- Aim
Find every line of the listing below where "企业文化" appears, and copy it.

- Source material
---

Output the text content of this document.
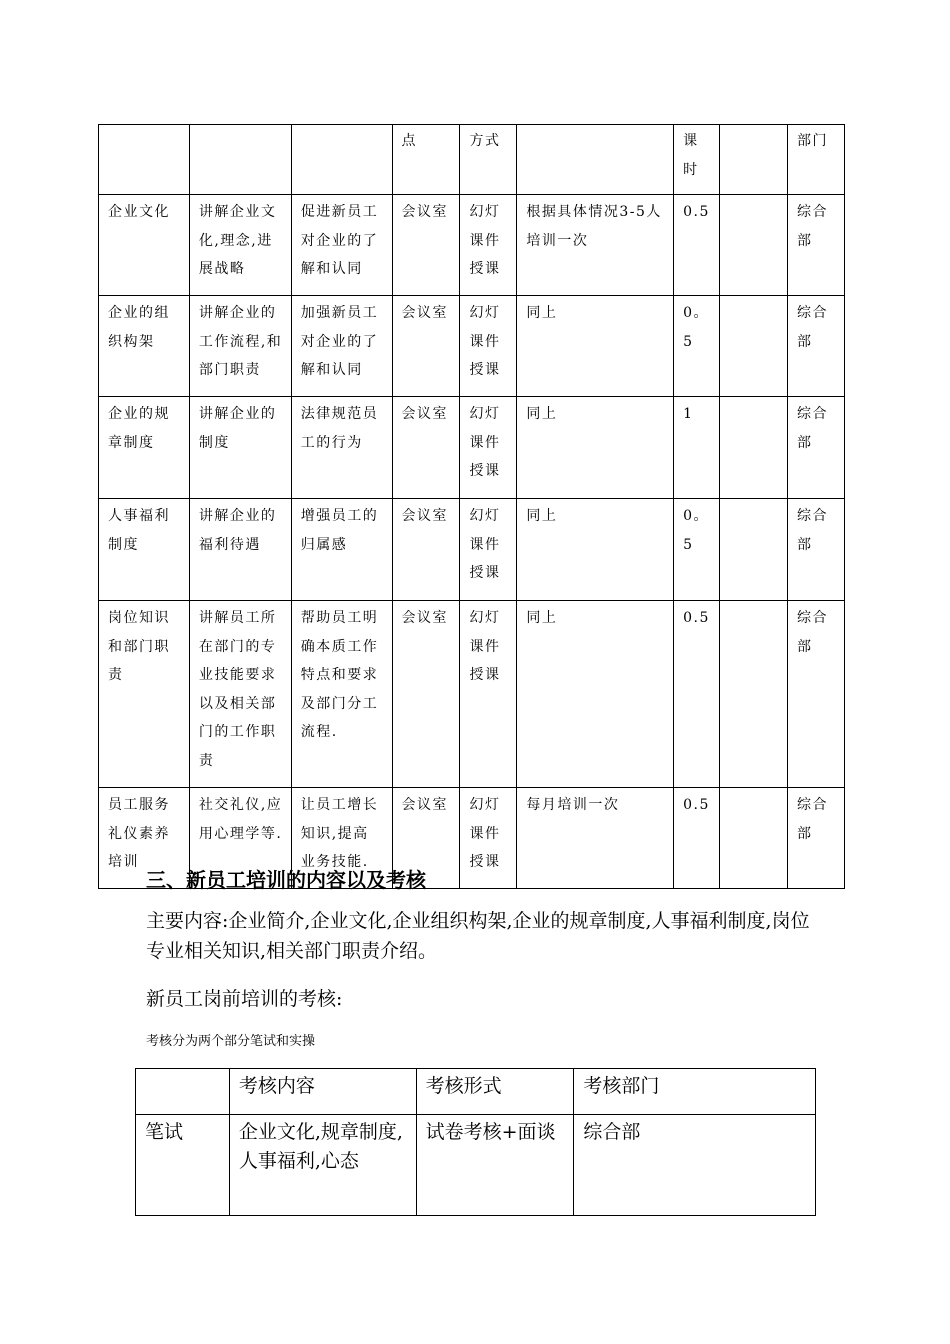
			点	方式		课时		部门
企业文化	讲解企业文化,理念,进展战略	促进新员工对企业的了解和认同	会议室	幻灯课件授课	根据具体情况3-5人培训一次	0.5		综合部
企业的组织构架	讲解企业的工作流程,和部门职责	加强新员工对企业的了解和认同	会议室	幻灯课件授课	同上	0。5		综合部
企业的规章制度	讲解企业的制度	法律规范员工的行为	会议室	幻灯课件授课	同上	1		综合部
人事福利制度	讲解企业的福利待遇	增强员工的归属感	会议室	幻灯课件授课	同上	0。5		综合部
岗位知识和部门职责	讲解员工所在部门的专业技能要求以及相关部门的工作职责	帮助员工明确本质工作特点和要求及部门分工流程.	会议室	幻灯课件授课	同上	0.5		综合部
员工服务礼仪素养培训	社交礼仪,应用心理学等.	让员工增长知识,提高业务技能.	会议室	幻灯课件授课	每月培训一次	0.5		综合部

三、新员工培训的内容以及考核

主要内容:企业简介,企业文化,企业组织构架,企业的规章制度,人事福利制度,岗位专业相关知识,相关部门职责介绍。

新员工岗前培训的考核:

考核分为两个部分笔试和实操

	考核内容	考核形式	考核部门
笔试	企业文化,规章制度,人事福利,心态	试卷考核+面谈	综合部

---

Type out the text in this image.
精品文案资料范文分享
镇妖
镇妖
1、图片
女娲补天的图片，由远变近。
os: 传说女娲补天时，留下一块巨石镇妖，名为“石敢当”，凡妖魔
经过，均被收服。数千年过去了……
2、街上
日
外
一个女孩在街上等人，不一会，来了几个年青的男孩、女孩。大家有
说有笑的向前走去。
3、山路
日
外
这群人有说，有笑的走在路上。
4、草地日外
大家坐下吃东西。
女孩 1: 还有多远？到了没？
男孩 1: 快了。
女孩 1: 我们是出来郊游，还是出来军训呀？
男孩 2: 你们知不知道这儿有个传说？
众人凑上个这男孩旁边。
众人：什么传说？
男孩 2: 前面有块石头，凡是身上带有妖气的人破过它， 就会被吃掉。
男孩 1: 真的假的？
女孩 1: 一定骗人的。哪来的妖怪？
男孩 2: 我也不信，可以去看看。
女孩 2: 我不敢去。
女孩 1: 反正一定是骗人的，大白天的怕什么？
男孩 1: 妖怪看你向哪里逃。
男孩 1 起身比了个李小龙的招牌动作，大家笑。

---

- Complete output
企业文化	讲解企业文化,理念,进展战略	促进新员工对企业的了解和认同	会议室	幻灯课件授课	根据具体情况3-5人培训一次	0.5		综合部
主要内容:企业简介,企业文化,企业组织构架,企业的规章制度,人事福利制度,岗位专业相关知识,相关部门职责介绍。
笔试	企业文化,规章制度,人事福利,心态	试卷考核+面谈	综合部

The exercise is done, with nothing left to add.